Materials provided:
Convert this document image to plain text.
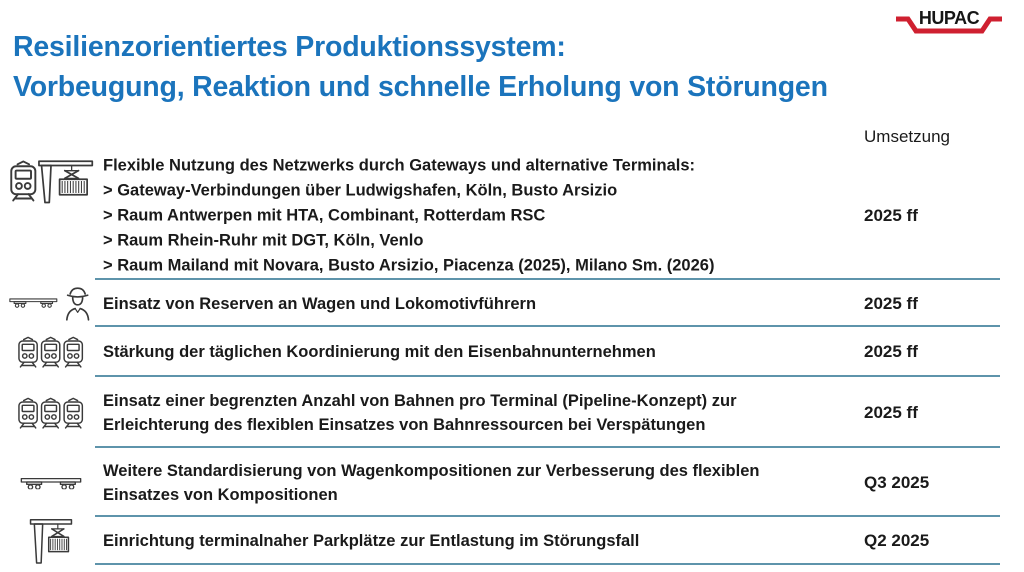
HUPAC
Resilienzorientiertes Produktionssystem:
Vorbeugung, Reaktion und schnelle Erholung von Störungen
Umsetzung
Flexible Nutzung des Netzwerks durch Gateways und alternative Terminals:
> Gateway-Verbindungen über Ludwigshafen, Köln, Busto Arsizio
> Raum Antwerpen mit HTA, Combinant, Rotterdam RSC
> Raum Rhein-Ruhr mit DGT, Köln, Venlo
> Raum Mailand mit Novara, Busto Arsizio, Piacenza (2025), Milano Sm. (2026)
2025 ff
Einsatz von Reserven an Wagen und Lokomotivführern	2025 ff
Stärkung der täglichen Koordinierung mit den Eisenbahnunternehmen	2025 ff
Einsatz einer begrenzten Anzahl von Bahnen pro Terminal (Pipeline-Konzept) zur Erleichterung des flexiblen Einsatzes von Bahnressourcen bei Verspätungen
2025 ff
Weitere Standardisierung von Wagenkompositionen zur Verbesserung des flexiblen Einsatzes von Kompositionen
Q3 2025
Einrichtung terminalnaher Parkplätze zur Entlastung im Störungsfall	Q2 2025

Set exercise: Pick every line with "Busto" in it and copy it.

Task answer:
> Gateway-Verbindungen über Ludwigshafen, Köln, Busto Arsizio
> Raum Mailand mit Novara, Busto Arsizio, Piacenza (2025), Milano Sm. (2026)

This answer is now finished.